* Begin *

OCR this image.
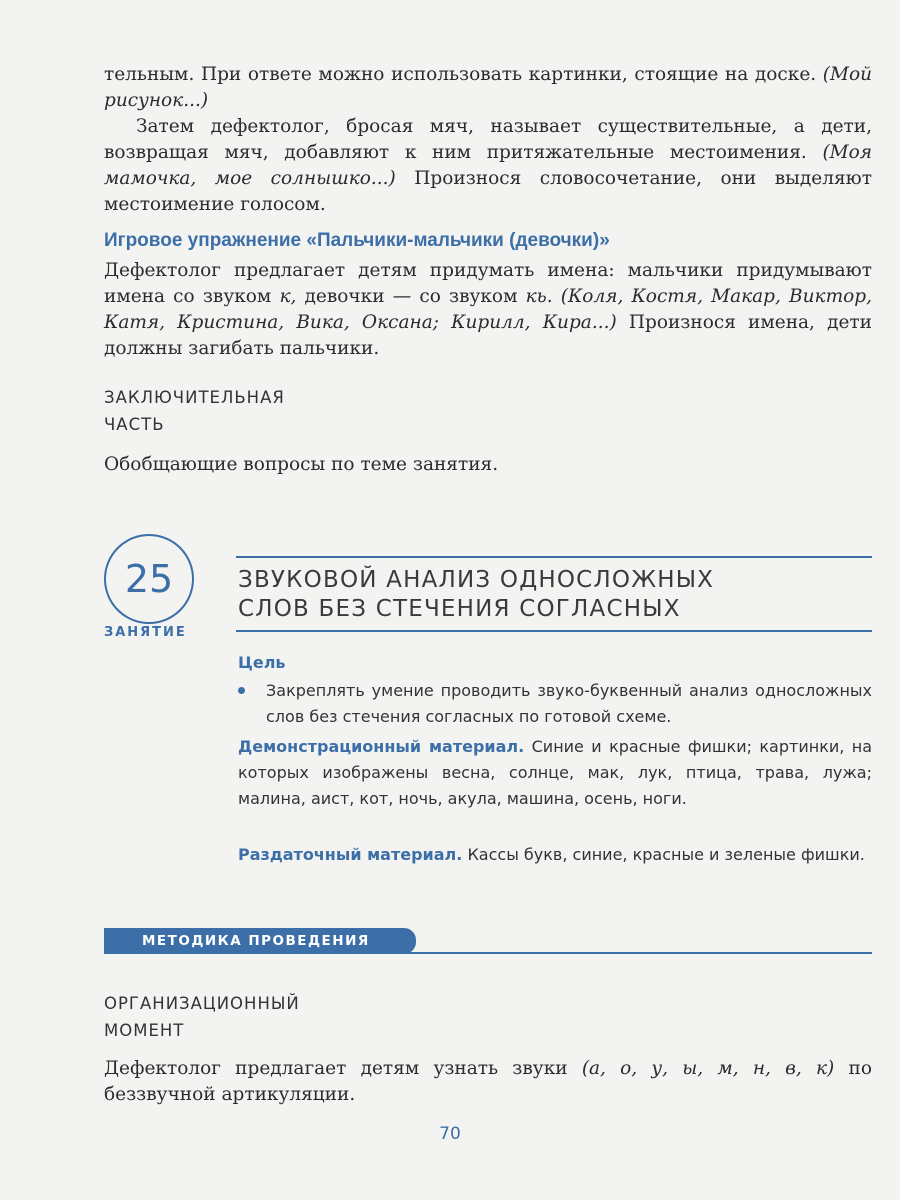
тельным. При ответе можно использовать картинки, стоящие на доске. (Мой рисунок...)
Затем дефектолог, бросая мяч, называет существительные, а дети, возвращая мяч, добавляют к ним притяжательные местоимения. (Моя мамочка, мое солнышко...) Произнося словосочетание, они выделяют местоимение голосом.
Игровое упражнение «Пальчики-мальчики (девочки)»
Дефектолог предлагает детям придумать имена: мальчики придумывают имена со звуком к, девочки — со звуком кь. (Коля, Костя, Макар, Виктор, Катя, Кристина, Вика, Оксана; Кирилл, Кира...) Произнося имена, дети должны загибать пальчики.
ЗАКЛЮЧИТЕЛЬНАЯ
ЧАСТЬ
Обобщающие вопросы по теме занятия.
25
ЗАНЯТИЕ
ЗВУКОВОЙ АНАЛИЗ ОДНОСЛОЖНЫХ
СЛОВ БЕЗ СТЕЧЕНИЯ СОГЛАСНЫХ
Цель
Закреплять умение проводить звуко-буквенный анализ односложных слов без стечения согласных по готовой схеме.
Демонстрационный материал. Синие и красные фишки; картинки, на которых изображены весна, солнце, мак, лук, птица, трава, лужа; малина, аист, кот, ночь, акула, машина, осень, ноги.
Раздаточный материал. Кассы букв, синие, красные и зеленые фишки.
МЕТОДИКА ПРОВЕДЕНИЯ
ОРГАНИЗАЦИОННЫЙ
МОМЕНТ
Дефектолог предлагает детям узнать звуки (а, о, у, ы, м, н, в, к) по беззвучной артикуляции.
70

* End *

→ BRIEF:
Say, as a single number and nothing more, how many lines of the entries contain the word "мальчики".

→ COMPLETED TASK:
2